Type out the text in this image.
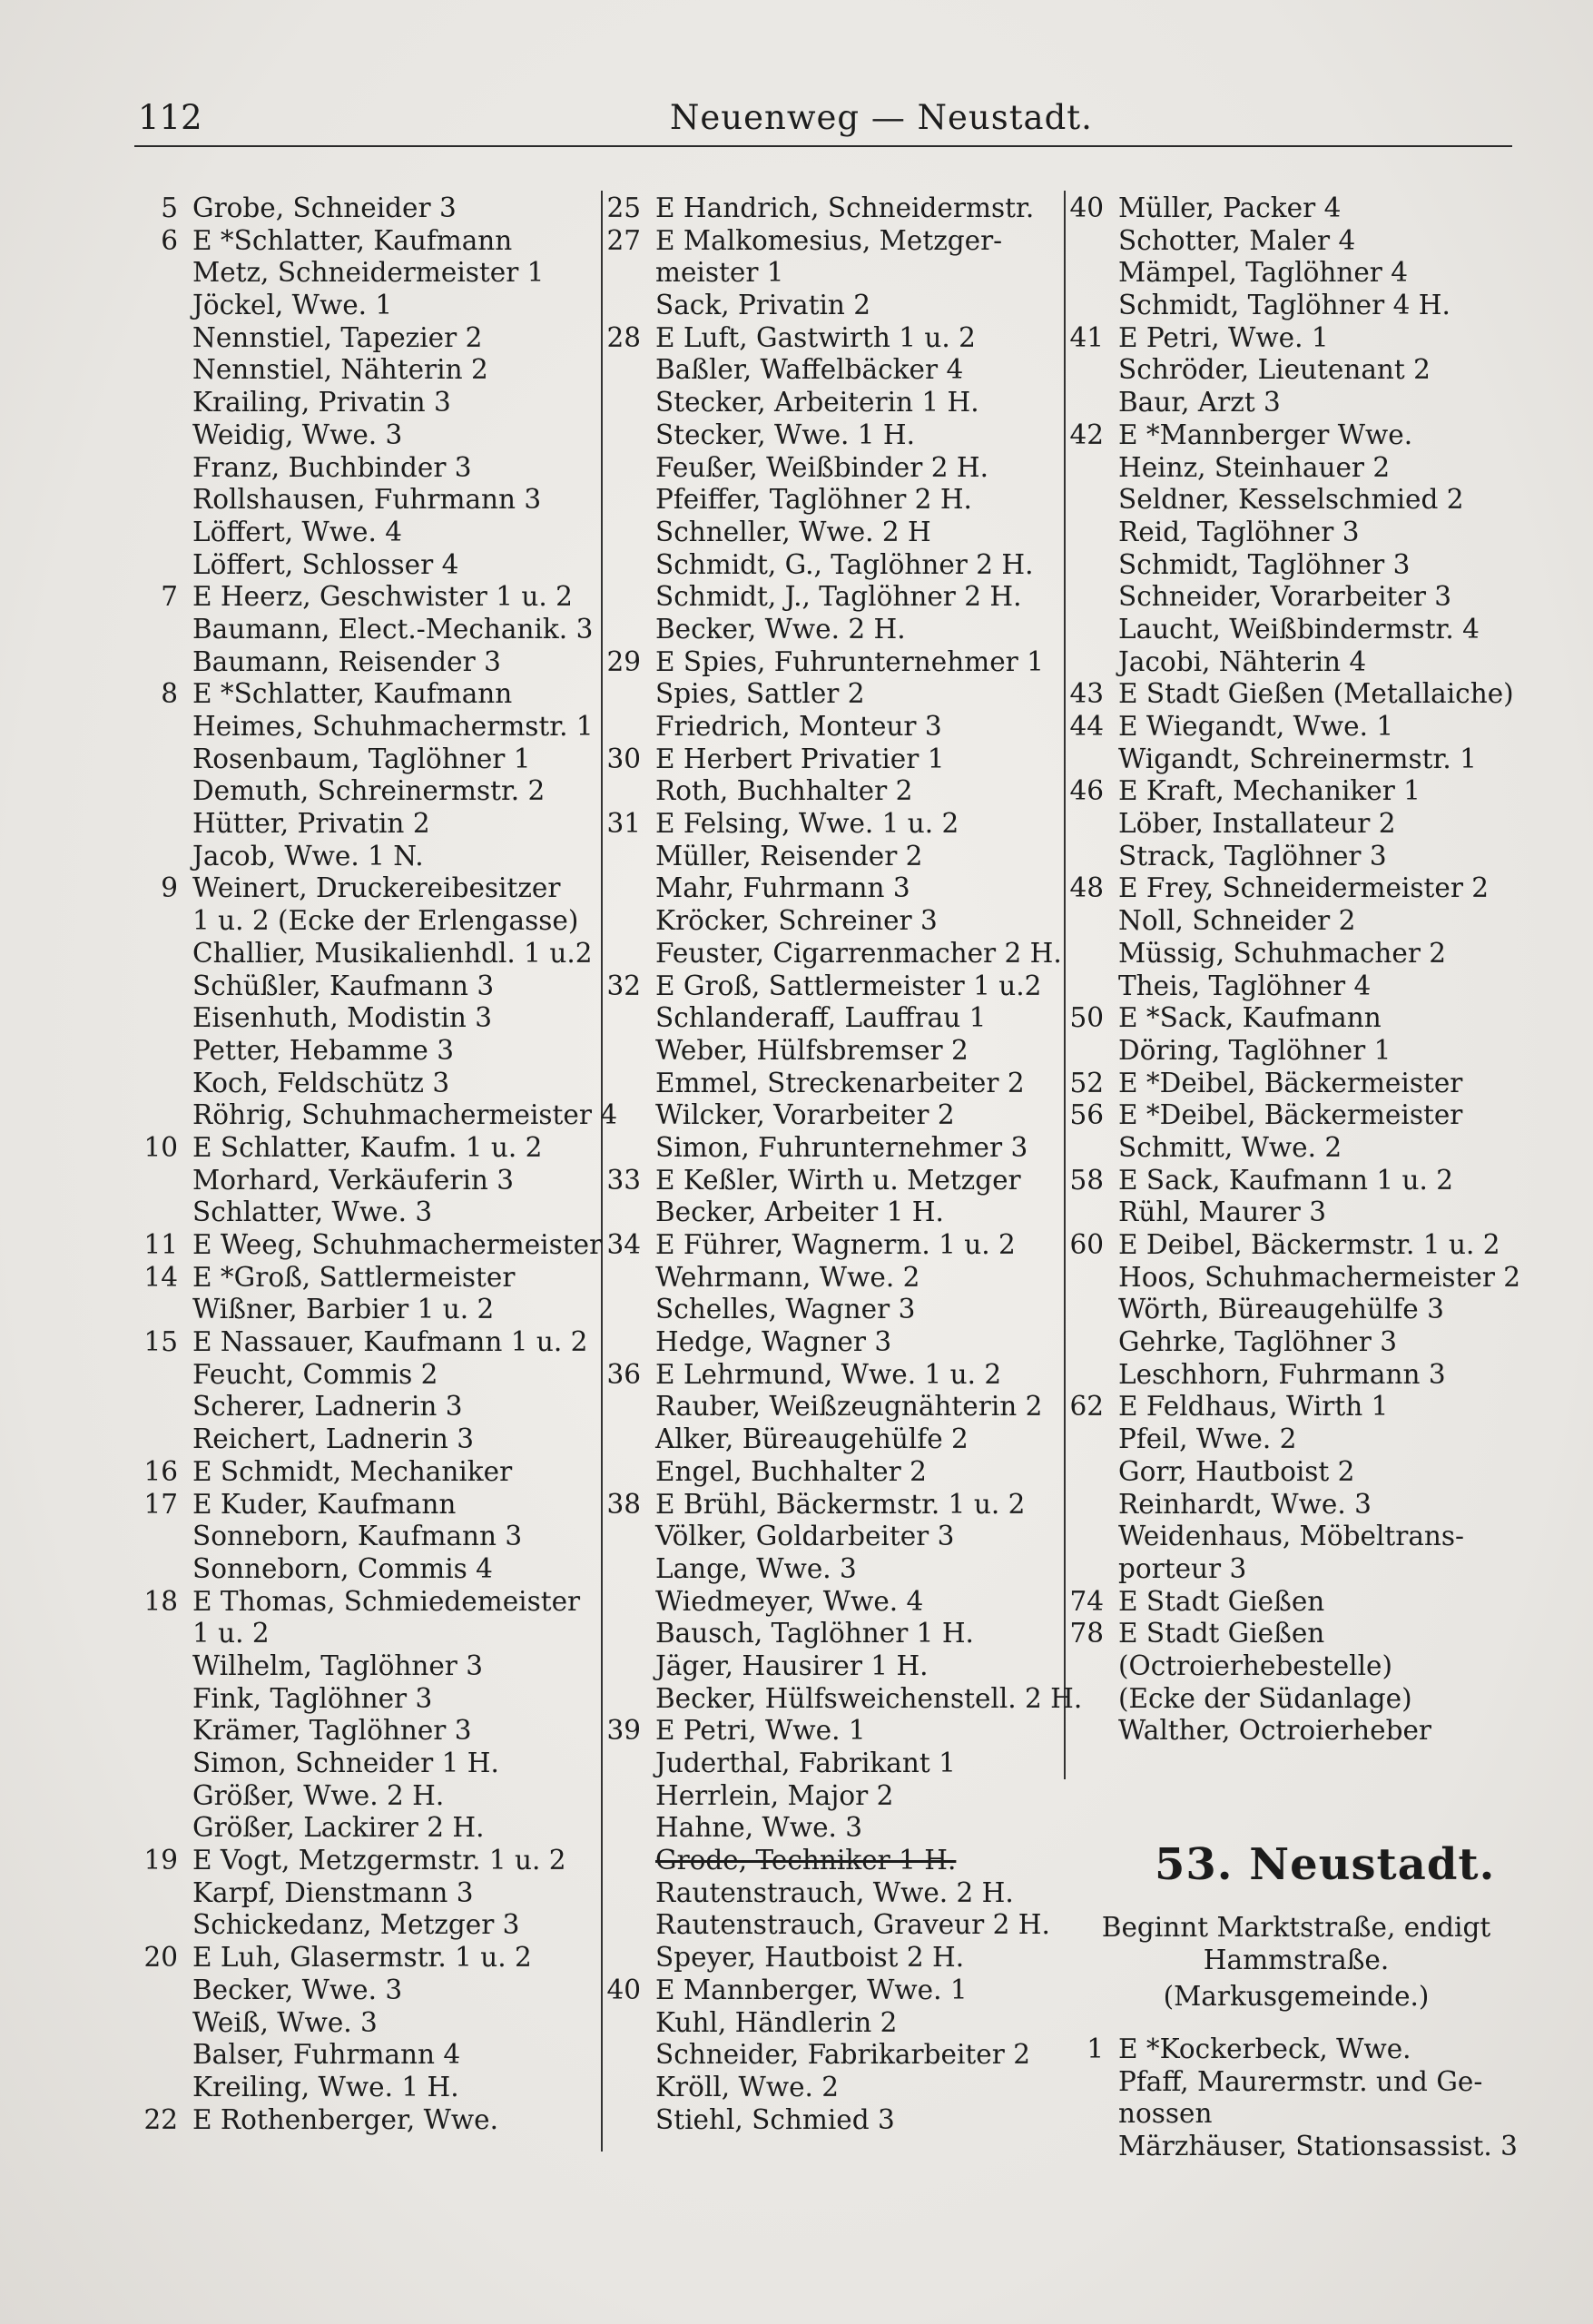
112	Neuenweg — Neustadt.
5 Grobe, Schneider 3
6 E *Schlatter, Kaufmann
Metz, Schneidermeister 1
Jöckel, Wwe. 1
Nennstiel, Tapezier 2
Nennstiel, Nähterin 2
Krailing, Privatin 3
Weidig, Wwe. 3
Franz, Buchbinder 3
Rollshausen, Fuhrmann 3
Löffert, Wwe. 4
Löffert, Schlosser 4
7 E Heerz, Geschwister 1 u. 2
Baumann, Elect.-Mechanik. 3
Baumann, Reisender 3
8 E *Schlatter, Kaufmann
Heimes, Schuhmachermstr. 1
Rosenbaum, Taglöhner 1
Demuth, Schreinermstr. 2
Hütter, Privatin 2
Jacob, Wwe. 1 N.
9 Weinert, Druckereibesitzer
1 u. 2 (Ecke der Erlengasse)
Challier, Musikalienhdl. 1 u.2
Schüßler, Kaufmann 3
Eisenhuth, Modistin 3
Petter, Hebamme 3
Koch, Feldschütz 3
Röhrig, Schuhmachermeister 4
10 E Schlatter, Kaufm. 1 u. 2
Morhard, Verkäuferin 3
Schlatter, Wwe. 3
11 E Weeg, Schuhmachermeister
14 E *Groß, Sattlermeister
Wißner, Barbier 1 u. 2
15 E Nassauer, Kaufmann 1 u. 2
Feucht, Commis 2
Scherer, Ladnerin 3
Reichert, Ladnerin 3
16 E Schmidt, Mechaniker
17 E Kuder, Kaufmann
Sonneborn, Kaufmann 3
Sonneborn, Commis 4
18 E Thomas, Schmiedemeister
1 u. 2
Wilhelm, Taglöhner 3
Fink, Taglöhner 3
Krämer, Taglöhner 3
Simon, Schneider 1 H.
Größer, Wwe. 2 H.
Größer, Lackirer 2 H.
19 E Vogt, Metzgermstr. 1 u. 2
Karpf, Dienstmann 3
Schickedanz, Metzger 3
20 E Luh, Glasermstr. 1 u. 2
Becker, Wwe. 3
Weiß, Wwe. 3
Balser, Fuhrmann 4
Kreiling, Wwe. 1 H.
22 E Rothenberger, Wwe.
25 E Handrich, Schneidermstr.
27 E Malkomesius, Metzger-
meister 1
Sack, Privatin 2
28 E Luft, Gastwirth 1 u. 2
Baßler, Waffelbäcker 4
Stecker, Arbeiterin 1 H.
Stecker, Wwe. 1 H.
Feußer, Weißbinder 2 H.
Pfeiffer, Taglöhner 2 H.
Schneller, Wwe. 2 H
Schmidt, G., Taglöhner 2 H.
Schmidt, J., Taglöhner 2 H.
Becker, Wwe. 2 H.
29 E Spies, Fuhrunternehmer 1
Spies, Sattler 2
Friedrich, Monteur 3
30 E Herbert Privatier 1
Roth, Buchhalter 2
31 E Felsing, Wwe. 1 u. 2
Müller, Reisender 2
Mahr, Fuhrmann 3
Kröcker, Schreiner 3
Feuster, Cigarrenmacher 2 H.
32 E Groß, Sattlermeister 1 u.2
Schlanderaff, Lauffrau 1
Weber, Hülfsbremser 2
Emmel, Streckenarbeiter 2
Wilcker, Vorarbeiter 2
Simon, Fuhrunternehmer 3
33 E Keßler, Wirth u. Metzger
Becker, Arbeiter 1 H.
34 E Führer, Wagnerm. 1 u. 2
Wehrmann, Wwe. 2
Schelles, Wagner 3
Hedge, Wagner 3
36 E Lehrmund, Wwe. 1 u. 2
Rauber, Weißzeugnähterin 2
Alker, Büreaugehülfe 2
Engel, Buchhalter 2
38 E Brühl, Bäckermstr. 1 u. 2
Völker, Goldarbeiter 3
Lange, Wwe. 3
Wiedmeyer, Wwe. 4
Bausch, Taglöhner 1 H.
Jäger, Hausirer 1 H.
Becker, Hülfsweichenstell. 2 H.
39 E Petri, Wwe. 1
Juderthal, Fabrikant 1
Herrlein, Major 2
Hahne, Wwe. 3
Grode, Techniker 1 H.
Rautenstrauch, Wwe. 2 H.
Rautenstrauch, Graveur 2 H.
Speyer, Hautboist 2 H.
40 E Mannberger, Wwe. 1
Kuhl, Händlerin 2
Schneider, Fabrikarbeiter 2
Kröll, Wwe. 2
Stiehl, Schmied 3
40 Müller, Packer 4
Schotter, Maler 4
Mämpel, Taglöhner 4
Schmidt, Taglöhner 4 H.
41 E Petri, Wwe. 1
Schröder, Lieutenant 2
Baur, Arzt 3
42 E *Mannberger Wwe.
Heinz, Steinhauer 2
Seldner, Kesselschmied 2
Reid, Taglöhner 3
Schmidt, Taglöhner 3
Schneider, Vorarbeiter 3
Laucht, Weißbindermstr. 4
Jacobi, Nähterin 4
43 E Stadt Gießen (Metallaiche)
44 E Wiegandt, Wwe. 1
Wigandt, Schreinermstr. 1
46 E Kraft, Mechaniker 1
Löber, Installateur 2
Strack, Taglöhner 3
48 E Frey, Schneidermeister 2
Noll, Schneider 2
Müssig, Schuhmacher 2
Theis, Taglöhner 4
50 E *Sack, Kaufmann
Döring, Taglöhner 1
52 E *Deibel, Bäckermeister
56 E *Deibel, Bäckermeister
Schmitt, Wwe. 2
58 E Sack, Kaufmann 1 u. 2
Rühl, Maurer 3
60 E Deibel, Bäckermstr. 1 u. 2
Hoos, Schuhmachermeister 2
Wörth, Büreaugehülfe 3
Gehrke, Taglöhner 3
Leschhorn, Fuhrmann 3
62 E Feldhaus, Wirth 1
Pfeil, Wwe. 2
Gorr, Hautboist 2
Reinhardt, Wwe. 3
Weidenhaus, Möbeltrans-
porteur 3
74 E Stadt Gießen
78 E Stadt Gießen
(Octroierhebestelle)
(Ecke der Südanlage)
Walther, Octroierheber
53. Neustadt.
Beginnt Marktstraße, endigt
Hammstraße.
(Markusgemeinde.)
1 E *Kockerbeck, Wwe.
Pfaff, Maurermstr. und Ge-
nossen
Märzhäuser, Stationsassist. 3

* PROBLEM DETAILS:
Go through the listing above and quote it exactly, apart from its images.

* SOLUTION TO THE PROBLEM:
Type out the text in this image.
112	Neuenweg — Neustadt.
5 Grobe, Schneider 3
6 E *Schlatter, Kaufmann
Metz, Schneidermeister 1
Jöckel, Wwe. 1
Nennstiel, Tapezier 2
Nennstiel, Nähterin 2
Krailing, Privatin 3
Weidig, Wwe. 3
Franz, Buchbinder 3
Rollshausen, Fuhrmann 3
Löffert, Wwe. 4
Löffert, Schlosser 4
7 E Heerz, Geschwister 1 u. 2
Baumann, Elect.-Mechanik. 3
Baumann, Reisender 3
8 E *Schlatter, Kaufmann
Heimes, Schuhmachermstr. 1
Rosenbaum, Taglöhner 1
Demuth, Schreinermstr. 2
Hütter, Privatin 2
Jacob, Wwe. 1 N.
9 Weinert, Druckereibesitzer
1 u. 2 (Ecke der Erlengasse)
Challier, Musikalienhdl. 1 u.2
Schüßler, Kaufmann 3
Eisenhuth, Modistin 3
Petter, Hebamme 3
Koch, Feldschütz 3
Röhrig, Schuhmachermeister 4
10 E Schlatter, Kaufm. 1 u. 2
Morhard, Verkäuferin 3
Schlatter, Wwe. 3
11 E Weeg, Schuhmachermeister
14 E *Groß, Sattlermeister
Wißner, Barbier 1 u. 2
15 E Nassauer, Kaufmann 1 u. 2
Feucht, Commis 2
Scherer, Ladnerin 3
Reichert, Ladnerin 3
16 E Schmidt, Mechaniker
17 E Kuder, Kaufmann
Sonneborn, Kaufmann 3
Sonneborn, Commis 4
18 E Thomas, Schmiedemeister
1 u. 2
Wilhelm, Taglöhner 3
Fink, Taglöhner 3
Krämer, Taglöhner 3
Simon, Schneider 1 H.
Größer, Wwe. 2 H.
Größer, Lackirer 2 H.
19 E Vogt, Metzgermstr. 1 u. 2
Karpf, Dienstmann 3
Schickedanz, Metzger 3
20 E Luh, Glasermstr. 1 u. 2
Becker, Wwe. 3
Weiß, Wwe. 3
Balser, Fuhrmann 4
Kreiling, Wwe. 1 H.
22 E Rothenberger, Wwe.
25 E Handrich, Schneidermstr.
27 E Malkomesius, Metzger-
meister 1
Sack, Privatin 2
28 E Luft, Gastwirth 1 u. 2
Baßler, Waffelbäcker 4
Stecker, Arbeiterin 1 H.
Stecker, Wwe. 1 H.
Feußer, Weißbinder 2 H.
Pfeiffer, Taglöhner 2 H.
Schneller, Wwe. 2 H
Schmidt, G., Taglöhner 2 H.
Schmidt, J., Taglöhner 2 H.
Becker, Wwe. 2 H.
29 E Spies, Fuhrunternehmer 1
Spies, Sattler 2
Friedrich, Monteur 3
30 E Herbert Privatier 1
Roth, Buchhalter 2
31 E Felsing, Wwe. 1 u. 2
Müller, Reisender 2
Mahr, Fuhrmann 3
Kröcker, Schreiner 3
Feuster, Cigarrenmacher 2 H.
32 E Groß, Sattlermeister 1 u.2
Schlanderaff, Lauffrau 1
Weber, Hülfsbremser 2
Emmel, Streckenarbeiter 2
Wilcker, Vorarbeiter 2
Simon, Fuhrunternehmer 3
33 E Keßler, Wirth u. Metzger
Becker, Arbeiter 1 H.
34 E Führer, Wagnerm. 1 u. 2
Wehrmann, Wwe. 2
Schelles, Wagner 3
Hedge, Wagner 3
36 E Lehrmund, Wwe. 1 u. 2
Rauber, Weißzeugnähterin 2
Alker, Büreaugehülfe 2
Engel, Buchhalter 2
38 E Brühl, Bäckermstr. 1 u. 2
Völker, Goldarbeiter 3
Lange, Wwe. 3
Wiedmeyer, Wwe. 4
Bausch, Taglöhner 1 H.
Jäger, Hausirer 1 H.
Becker, Hülfsweichenstell. 2 H.
39 E Petri, Wwe. 1
Juderthal, Fabrikant 1
Herrlein, Major 2
Hahne, Wwe. 3
Grode, Techniker 1 H.
Rautenstrauch, Wwe. 2 H.
Rautenstrauch, Graveur 2 H.
Speyer, Hautboist 2 H.
40 E Mannberger, Wwe. 1
Kuhl, Händlerin 2
Schneider, Fabrikarbeiter 2
Kröll, Wwe. 2
Stiehl, Schmied 3
40 Müller, Packer 4
Schotter, Maler 4
Mämpel, Taglöhner 4
Schmidt, Taglöhner 4 H.
41 E Petri, Wwe. 1
Schröder, Lieutenant 2
Baur, Arzt 3
42 E *Mannberger Wwe.
Heinz, Steinhauer 2
Seldner, Kesselschmied 2
Reid, Taglöhner 3
Schmidt, Taglöhner 3
Schneider, Vorarbeiter 3
Laucht, Weißbindermstr. 4
Jacobi, Nähterin 4
43 E Stadt Gießen (Metallaiche)
44 E Wiegandt, Wwe. 1
Wigandt, Schreinermstr. 1
46 E Kraft, Mechaniker 1
Löber, Installateur 2
Strack, Taglöhner 3
48 E Frey, Schneidermeister 2
Noll, Schneider 2
Müssig, Schuhmacher 2
Theis, Taglöhner 4
50 E *Sack, Kaufmann
Döring, Taglöhner 1
52 E *Deibel, Bäckermeister
56 E *Deibel, Bäckermeister
Schmitt, Wwe. 2
58 E Sack, Kaufmann 1 u. 2
Rühl, Maurer 3
60 E Deibel, Bäckermstr. 1 u. 2
Hoos, Schuhmachermeister 2
Wörth, Büreaugehülfe 3
Gehrke, Taglöhner 3
Leschhorn, Fuhrmann 3
62 E Feldhaus, Wirth 1
Pfeil, Wwe. 2
Gorr, Hautboist 2
Reinhardt, Wwe. 3
Weidenhaus, Möbeltrans-
porteur 3
74 E Stadt Gießen
78 E Stadt Gießen
(Octroierhebestelle)
(Ecke der Südanlage)
Walther, Octroierheber
53. Neustadt.
Beginnt Marktstraße, endigt
Hammstraße.
(Markusgemeinde.)
1 E *Kockerbeck, Wwe.
Pfaff, Maurermstr. und Ge-
nossen
Märzhäuser, Stationsassist. 3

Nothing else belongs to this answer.